▸ PROVIDED DATA

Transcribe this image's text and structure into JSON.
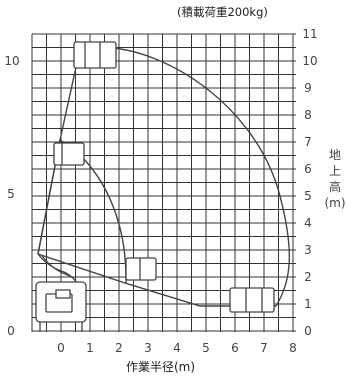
{
  "load_note": "(積載荷重200kg)",
  "x_axis": {
    "title": "作業半径(m)",
    "ticks": [
      "0",
      "1",
      "2",
      "3",
      "4",
      "5",
      "6",
      "7",
      "8"
    ]
  },
  "left_axis": {
    "ticks": [
      "0",
      "5",
      "10"
    ]
  },
  "right_axis": {
    "ticks": [
      "0",
      "1",
      "2",
      "3",
      "4",
      "5",
      "6",
      "7",
      "8",
      "9",
      "10",
      "11"
    ]
  },
  "height_label": {
    "chars": [
      "地",
      "上",
      "高"
    ],
    "unit": "(m)"
  },
  "colors": {
    "grid": "#333333",
    "stroke": "#444444",
    "background": "#ffffff"
  }
}
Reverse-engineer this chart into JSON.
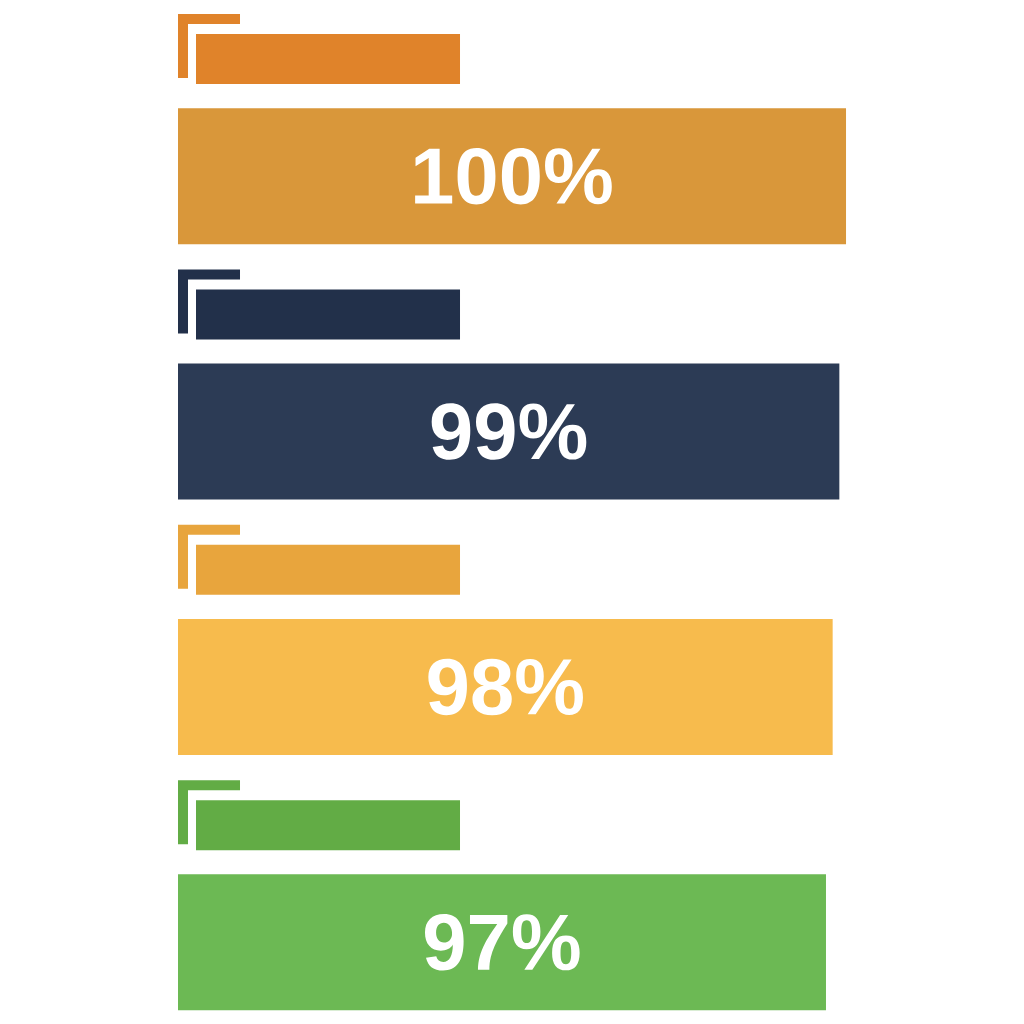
{
  "chart_data": {
    "type": "bar",
    "orientation": "horizontal",
    "categories": [
      null,
      null,
      null,
      null
    ],
    "values": [
      100,
      99,
      98,
      97
    ],
    "colors": [
      "#d9973a",
      "#2c3b55",
      "#f7bb4d",
      "#6cb954"
    ],
    "value_labels": [
      "100%",
      "99%",
      "98%",
      "97%"
    ]
  }
}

▸ AIM OF THE EXERCISE
Can you restate all the records above word for word while dropping the pictures?

▸ CORRECT ANSWER
Transcribe this image's text and structure into JSON.
{
  "load_note": "(積載荷重200kg)",
  "x_axis": {
    "title": "作業半径(m)",
    "ticks": [
      "0",
      "1",
      "2",
      "3",
      "4",
      "5",
      "6",
      "7",
      "8"
    ]
  },
  "left_axis": {
    "ticks": [
      "0",
      "5",
      "10"
    ]
  },
  "right_axis": {
    "ticks": [
      "0",
      "1",
      "2",
      "3",
      "4",
      "5",
      "6",
      "7",
      "8",
      "9",
      "10",
      "11"
    ]
  },
  "height_label": {
    "chars": [
      "地",
      "上",
      "高"
    ],
    "unit": "(m)"
  },
  "colors": {
    "grid": "#333333",
    "stroke": "#444444",
    "background": "#ffffff"
  }
}
Reverse-engineer this chart into JSON.
{
  "chart_data": {
    "type": "bar",
    "orientation": "horizontal",
    "categories": [
      null,
      null,
      null,
      null
    ],
    "values": [
      100,
      99,
      98,
      97
    ],
    "colors": [
      "#d9973a",
      "#2c3b55",
      "#f7bb4d",
      "#6cb954"
    ],
    "value_labels": [
      "100%",
      "99%",
      "98%",
      "97%"
    ]
  }
}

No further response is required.